Raw records:
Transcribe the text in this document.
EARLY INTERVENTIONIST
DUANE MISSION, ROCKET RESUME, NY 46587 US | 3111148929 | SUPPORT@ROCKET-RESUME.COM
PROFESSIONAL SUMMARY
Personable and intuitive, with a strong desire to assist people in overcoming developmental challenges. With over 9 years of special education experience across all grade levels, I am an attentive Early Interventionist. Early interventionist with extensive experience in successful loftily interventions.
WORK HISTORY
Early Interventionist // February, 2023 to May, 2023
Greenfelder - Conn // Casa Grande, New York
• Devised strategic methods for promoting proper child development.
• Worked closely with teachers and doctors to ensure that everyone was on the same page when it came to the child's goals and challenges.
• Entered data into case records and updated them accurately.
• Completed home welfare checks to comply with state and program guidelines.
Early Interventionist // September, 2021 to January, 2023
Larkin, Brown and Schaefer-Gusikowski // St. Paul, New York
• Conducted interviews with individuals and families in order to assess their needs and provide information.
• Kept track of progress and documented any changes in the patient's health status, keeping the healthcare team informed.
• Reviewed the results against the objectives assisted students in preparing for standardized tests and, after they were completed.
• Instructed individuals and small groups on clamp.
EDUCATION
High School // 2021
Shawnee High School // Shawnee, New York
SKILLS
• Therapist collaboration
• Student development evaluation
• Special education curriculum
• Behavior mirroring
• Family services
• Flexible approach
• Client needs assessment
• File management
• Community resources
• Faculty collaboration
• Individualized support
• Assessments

▶ WHAT THE TASK ASKS:
Gather from the records above every line containing the string "needs".

▶ TASK SOLUTION:
• Conducted interviews with individuals and families in order to assess their needs and provide information.
• Client needs assessment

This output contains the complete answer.